Uno de los lagos vertía sus aguas en un potente caudal que saltaba al vacío en una estrepitosa catarata, para continuar hasta el siguiente lago. La reciente orografía andina se había levantado obstaculizando por todas partes el curso de los ríos: derrumbes de rocas y brazos gigantes de lava formaban presas, y allá los ríos se convertían en lagos hasta rebasar por algún lado y continuar su curso al mar.







Empezaba a tener claro que Argentina, un país de veintipocos millones de habitantes, la mayoría apiñados en unas pocas grandes ciudades, era un país prácticamente despoblado en toda su inmensa extensión. Sí, el mapa era serio, donde no situaba nada es que nada había. Sólo naturaleza en estado puro a lo largo de los más de 110 kilómetros hasta Villa la Angostura. Contemplando la catarata tomé un frugal almuerzo, administrando la escasa comida que debía durarme todo el día. Agua había por todas partes, aunque tuve que aceptar que llevase un poco de todo en suspensión; me arriesgaba a enfermar, pero después de 10 días bebiendo agua de los deshielos, no me parecía estar yendo mal.

Fragmentos del conjunto de datos
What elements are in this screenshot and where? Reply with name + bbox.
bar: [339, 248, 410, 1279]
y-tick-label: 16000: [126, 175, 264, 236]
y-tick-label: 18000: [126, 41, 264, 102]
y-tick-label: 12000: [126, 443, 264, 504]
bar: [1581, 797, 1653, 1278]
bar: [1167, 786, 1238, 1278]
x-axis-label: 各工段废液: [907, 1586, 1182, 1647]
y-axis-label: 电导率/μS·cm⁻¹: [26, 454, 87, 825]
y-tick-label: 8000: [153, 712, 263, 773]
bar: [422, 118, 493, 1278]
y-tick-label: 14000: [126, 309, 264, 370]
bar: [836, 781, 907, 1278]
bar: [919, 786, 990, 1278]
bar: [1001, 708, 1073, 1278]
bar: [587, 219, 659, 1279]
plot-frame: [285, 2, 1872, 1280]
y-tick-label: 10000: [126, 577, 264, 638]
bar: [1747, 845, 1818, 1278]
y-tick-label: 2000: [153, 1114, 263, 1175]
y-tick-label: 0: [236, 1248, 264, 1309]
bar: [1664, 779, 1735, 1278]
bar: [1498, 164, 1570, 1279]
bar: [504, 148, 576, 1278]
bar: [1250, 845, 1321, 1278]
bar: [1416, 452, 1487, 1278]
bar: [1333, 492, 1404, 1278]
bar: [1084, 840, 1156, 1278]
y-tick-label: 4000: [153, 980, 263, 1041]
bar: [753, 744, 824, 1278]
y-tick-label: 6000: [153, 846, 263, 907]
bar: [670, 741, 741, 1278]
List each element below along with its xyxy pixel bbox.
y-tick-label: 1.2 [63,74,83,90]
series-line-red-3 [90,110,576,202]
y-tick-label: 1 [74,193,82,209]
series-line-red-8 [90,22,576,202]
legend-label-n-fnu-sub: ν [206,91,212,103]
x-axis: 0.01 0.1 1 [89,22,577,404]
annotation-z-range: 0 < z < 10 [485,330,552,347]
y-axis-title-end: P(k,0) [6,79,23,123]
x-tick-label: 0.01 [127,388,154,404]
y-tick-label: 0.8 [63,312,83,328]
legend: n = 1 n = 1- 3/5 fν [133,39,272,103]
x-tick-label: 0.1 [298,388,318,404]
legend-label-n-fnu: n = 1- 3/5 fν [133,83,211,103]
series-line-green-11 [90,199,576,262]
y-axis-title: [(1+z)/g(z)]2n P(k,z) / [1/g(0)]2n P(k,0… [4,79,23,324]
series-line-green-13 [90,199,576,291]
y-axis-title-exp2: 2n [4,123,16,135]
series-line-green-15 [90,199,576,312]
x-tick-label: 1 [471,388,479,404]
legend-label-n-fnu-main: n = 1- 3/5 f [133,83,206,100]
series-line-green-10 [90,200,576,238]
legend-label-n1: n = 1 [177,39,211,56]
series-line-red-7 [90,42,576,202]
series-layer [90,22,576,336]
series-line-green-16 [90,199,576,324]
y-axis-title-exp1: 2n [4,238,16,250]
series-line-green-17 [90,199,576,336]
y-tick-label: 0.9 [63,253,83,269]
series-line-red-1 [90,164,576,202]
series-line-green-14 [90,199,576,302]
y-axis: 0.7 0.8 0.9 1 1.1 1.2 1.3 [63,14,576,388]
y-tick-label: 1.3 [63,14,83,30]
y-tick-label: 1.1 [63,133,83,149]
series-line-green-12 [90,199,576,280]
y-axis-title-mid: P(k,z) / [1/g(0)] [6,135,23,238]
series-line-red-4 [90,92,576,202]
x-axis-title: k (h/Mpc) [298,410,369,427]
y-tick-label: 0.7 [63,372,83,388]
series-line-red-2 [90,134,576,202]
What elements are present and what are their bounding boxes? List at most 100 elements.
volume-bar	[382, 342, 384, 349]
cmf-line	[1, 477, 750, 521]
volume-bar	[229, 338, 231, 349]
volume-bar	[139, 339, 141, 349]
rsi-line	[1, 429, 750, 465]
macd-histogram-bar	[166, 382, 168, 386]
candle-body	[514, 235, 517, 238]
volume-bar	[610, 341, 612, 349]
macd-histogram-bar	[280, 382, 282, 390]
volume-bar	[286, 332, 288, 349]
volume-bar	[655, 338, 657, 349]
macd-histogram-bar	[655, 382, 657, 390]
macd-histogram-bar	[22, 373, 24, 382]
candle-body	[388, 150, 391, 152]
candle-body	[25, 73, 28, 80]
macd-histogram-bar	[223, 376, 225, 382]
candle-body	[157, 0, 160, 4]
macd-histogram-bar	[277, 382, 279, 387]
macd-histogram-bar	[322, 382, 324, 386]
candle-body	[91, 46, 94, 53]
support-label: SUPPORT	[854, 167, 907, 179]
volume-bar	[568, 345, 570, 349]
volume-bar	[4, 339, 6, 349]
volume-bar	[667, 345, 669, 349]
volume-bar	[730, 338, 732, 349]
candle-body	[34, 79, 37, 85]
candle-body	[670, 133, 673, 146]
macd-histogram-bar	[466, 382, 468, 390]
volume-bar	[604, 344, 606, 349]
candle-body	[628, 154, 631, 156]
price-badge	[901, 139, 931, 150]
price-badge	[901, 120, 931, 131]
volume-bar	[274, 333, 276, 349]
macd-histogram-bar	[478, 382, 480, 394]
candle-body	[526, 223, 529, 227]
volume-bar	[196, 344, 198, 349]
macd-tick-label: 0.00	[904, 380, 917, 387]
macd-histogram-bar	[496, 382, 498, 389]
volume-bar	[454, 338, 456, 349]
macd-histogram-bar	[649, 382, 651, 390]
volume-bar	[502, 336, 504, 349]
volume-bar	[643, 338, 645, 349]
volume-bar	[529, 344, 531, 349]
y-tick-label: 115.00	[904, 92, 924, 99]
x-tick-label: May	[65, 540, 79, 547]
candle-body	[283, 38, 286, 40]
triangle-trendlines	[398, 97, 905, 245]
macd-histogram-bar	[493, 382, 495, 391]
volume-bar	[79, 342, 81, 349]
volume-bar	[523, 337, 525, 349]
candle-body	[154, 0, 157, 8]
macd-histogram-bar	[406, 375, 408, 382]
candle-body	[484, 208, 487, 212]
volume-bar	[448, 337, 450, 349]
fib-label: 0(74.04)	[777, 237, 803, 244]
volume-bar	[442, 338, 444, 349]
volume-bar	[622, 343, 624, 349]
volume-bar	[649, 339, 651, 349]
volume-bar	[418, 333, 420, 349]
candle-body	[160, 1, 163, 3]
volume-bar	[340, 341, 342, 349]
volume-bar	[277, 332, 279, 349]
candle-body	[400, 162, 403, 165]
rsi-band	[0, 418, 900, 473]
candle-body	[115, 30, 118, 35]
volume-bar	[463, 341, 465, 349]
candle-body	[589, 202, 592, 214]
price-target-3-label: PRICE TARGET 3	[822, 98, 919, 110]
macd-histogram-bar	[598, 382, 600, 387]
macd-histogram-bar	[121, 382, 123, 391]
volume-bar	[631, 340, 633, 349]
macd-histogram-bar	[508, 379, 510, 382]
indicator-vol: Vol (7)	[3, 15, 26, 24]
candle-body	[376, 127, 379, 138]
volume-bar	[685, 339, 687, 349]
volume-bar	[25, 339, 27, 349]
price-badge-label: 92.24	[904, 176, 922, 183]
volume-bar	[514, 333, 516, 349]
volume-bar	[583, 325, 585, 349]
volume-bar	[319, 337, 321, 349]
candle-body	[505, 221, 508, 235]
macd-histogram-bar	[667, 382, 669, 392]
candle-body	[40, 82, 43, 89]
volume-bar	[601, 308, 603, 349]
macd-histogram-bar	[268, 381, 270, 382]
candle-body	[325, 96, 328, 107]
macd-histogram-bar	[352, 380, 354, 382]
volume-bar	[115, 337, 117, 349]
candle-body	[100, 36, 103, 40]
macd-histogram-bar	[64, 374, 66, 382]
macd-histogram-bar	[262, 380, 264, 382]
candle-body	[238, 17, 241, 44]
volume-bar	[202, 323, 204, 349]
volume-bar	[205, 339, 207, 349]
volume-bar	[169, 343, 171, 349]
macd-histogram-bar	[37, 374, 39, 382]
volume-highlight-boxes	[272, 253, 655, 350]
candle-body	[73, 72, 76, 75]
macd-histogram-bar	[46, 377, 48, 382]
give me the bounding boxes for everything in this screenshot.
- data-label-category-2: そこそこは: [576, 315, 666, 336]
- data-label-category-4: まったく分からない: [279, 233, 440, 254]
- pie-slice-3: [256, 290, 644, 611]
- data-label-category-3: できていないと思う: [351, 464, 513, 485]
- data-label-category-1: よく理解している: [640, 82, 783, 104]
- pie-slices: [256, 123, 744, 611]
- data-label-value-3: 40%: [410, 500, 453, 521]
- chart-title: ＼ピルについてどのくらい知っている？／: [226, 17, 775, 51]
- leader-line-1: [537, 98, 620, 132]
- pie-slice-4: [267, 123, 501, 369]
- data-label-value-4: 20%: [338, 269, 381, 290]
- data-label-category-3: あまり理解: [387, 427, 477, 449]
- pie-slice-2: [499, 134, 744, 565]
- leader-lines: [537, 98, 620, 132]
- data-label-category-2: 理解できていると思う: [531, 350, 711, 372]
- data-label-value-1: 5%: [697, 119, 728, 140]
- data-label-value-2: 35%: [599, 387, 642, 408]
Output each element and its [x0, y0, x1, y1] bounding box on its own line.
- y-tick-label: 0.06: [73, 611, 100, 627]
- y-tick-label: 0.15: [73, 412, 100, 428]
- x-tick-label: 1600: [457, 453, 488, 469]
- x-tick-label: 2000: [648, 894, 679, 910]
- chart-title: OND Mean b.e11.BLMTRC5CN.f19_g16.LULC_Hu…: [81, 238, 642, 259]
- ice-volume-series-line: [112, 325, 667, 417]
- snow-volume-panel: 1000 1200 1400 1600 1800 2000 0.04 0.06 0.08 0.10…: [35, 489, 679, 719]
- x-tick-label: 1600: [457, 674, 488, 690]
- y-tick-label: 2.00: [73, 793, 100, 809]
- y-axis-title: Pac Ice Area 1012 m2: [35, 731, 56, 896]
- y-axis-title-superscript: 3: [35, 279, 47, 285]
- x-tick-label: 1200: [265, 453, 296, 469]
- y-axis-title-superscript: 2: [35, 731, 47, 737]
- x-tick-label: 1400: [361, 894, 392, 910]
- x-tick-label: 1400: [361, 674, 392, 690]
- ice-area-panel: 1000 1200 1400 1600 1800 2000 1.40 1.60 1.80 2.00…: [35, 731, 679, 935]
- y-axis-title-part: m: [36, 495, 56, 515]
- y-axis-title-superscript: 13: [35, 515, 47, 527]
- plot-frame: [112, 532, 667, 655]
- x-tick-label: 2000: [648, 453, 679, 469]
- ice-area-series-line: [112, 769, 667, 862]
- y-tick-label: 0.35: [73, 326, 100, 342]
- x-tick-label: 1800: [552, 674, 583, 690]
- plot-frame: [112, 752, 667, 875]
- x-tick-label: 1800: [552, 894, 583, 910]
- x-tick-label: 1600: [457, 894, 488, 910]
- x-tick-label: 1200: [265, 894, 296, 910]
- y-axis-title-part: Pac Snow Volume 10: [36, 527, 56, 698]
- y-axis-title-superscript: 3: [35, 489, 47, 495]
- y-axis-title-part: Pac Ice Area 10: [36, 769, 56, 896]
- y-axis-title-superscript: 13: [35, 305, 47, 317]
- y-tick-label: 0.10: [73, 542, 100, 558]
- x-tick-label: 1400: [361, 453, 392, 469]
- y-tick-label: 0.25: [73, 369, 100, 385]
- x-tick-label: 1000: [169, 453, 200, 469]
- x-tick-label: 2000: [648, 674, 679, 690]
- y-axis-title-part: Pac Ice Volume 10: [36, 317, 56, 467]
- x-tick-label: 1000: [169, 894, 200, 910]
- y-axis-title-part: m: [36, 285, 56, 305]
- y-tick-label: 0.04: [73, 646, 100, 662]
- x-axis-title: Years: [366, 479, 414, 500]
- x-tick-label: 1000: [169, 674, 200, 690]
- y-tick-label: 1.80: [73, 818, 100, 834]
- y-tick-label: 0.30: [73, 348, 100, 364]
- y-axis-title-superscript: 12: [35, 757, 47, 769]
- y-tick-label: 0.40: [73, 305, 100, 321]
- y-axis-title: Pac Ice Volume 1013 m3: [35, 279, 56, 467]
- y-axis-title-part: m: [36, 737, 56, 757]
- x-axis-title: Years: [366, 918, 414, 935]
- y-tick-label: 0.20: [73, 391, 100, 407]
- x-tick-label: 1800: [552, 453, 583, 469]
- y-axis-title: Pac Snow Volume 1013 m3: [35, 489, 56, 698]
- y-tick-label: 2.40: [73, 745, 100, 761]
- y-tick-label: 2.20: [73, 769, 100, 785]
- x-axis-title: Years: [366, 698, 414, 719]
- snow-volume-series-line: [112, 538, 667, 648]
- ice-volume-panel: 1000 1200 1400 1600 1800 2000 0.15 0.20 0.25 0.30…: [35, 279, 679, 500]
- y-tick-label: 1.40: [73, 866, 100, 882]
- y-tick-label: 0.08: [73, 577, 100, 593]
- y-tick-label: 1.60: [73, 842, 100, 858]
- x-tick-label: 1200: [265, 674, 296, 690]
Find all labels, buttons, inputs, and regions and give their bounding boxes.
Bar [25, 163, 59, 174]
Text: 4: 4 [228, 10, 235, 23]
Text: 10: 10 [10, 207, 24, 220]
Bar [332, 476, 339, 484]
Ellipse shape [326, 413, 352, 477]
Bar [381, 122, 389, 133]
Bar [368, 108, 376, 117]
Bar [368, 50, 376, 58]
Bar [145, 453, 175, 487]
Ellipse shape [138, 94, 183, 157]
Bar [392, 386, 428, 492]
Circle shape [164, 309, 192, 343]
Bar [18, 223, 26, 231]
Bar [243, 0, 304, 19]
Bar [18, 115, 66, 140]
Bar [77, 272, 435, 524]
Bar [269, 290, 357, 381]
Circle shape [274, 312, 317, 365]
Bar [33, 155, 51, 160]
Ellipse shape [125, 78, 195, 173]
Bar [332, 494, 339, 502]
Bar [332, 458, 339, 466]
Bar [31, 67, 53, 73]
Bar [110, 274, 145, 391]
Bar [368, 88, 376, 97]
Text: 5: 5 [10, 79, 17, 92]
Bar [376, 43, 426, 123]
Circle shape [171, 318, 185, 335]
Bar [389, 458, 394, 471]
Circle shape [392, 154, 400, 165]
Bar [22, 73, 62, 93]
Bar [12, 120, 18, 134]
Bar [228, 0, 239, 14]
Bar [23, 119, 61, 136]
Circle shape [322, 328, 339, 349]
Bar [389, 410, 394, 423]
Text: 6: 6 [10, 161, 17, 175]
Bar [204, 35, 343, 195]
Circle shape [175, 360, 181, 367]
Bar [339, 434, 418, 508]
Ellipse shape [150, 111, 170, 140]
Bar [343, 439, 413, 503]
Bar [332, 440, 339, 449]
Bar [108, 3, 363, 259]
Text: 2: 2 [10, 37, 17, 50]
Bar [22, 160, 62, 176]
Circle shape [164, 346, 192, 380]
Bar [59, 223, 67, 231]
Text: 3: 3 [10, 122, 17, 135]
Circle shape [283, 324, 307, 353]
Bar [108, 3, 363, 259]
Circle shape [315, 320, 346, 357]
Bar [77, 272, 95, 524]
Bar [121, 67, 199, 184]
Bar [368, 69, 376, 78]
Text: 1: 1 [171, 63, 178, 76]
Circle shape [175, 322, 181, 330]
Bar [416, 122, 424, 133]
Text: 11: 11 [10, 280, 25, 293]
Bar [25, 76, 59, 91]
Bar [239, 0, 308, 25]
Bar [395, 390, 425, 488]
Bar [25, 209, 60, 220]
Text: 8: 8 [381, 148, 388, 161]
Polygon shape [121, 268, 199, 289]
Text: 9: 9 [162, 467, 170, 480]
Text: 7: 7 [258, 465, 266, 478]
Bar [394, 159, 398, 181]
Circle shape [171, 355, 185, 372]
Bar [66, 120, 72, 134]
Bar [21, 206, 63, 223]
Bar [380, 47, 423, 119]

• **EJERCICIOS**
1. Según el relato del viaje, ¿qué distancia había hasta Villa la Angostura?
2. Prolonga el relato del viaje a partir de su última oración.
Las filas no tienen relación con el relato del viaje.

• **RESPUESTAS**
1. Más de 110 kilómetros.

2.
El fenomenal paisaje andino se reflejaba en los lagos que iba recorriendo. Ya perdí la cuenta, y no sabría decir si fueron siete o si diez. Después de 50 kilómetros ya de por sí duros por el perfil de subida y bajada, crecieron las dificultades. Desapareció el asfalto, y durante otros 50 kilómetros tuve que vérmelas con otro pedregal lleno de cuestas. Parando de vez en cuando y contando los bocados de pan, paté y queso, con mucha agua para engañar al estómago trataba de organizarme para no desesperarme antes de tiempo. La ruta de tierra seguía recorriendo un paisaje espectacular, pero los pocos coches que pasaban suponían un tráfico excesivo: cada uno levantaba una polvareda, y antes de que se disipase llegaba el próximo a enterrarme de nuevo. Supongo que para desahogarme, me entretuve en maldecirlos uno a uno, a grito pelado, cada vez que esto sucedía. Creo que se trata de una terapia japonesa, y aunque el tormento no disminuye, algo ayuda a sobrellevarlo.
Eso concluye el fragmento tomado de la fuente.